▶ **RECORD LIST**
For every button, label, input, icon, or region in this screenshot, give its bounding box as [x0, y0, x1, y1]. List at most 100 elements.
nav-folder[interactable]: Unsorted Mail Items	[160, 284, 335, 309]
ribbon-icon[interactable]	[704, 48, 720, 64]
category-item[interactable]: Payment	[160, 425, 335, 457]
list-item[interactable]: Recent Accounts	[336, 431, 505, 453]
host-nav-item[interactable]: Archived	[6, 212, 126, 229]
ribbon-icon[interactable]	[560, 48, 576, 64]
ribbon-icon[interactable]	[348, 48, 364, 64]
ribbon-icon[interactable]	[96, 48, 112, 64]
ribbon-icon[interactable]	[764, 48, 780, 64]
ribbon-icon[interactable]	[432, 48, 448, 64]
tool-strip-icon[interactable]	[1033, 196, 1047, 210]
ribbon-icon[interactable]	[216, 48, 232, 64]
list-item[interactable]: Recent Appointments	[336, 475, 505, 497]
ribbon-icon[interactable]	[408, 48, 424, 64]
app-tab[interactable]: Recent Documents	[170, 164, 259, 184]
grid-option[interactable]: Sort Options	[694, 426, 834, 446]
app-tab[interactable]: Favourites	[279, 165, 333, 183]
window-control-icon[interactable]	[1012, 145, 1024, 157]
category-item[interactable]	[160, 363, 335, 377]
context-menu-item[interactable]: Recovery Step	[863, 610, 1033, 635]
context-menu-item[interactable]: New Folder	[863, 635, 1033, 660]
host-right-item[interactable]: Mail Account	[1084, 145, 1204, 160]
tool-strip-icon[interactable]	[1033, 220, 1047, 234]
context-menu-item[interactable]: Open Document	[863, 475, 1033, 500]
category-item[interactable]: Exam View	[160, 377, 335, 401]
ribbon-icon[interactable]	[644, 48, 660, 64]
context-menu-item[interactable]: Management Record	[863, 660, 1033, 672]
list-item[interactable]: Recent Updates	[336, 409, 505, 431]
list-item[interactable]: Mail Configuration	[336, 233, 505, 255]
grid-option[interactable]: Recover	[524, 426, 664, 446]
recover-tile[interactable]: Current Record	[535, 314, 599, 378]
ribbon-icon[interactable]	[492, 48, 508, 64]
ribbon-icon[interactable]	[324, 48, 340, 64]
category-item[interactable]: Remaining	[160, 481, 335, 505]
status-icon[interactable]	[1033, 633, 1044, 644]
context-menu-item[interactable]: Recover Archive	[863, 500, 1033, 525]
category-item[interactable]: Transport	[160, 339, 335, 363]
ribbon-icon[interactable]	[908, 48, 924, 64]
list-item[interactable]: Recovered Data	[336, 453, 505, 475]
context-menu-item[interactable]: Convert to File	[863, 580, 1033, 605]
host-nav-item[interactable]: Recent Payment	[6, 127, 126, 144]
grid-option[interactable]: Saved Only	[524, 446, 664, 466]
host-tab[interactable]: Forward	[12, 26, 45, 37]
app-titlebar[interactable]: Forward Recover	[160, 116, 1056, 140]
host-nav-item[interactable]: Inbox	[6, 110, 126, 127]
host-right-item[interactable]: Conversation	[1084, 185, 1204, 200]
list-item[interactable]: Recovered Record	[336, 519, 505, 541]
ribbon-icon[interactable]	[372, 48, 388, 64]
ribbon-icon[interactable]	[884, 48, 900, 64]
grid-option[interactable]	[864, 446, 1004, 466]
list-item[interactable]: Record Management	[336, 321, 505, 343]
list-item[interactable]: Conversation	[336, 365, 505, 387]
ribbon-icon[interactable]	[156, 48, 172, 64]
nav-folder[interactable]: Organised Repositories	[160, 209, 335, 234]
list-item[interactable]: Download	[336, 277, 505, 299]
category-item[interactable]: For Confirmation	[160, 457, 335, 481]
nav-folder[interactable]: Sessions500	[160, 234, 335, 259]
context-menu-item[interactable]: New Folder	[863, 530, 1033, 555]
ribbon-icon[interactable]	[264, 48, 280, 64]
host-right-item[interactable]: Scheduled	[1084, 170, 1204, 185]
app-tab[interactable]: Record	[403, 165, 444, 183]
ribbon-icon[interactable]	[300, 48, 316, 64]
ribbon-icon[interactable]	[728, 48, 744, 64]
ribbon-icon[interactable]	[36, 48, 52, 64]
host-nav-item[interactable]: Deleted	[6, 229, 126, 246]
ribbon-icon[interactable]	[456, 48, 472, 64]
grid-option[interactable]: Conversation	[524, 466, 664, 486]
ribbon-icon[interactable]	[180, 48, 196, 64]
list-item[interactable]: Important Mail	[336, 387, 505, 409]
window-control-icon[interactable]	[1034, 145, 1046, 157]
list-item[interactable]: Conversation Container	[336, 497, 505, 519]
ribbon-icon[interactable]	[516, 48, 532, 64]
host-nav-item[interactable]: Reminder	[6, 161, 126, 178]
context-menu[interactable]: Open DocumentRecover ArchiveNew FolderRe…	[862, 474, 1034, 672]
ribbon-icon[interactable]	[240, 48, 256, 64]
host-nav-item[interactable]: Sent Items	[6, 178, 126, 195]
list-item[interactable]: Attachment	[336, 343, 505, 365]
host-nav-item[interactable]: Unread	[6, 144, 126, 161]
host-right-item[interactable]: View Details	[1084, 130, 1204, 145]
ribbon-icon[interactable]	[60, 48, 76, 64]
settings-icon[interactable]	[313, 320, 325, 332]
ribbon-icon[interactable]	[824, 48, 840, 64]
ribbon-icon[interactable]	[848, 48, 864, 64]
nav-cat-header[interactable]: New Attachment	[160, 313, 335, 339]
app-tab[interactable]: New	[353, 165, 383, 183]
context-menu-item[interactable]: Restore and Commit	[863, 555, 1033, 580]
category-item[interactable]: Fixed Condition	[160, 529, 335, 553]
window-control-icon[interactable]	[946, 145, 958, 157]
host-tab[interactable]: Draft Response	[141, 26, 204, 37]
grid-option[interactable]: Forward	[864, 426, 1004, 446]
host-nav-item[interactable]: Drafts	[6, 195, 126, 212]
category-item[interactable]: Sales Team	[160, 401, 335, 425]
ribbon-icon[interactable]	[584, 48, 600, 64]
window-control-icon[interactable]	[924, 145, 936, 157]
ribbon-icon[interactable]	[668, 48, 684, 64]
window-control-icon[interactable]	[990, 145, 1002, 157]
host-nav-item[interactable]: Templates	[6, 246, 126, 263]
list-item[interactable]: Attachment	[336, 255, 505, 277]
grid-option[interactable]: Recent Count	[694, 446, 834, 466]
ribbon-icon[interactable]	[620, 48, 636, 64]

▶ **TASK DETAILS**
Render the data above as a numbered list, running from the start of the data through the line that contains "431, 505, 453]", and leave out any blank lines.

▶ **SOLUTION BELOW**
1. For every button, label, input, icon, or region in this screenshot, give its bounding box as [x0, y0, x1, y1]. List at most 100 elements.
2. nav-folder[interactable]: Unsorted Mail Items	[160, 284, 335, 309]
3. ribbon-icon[interactable]	[704, 48, 720, 64]
4. category-item[interactable]: Payment	[160, 425, 335, 457]
5. list-item[interactable]: Recent Accounts	[336, 431, 505, 453]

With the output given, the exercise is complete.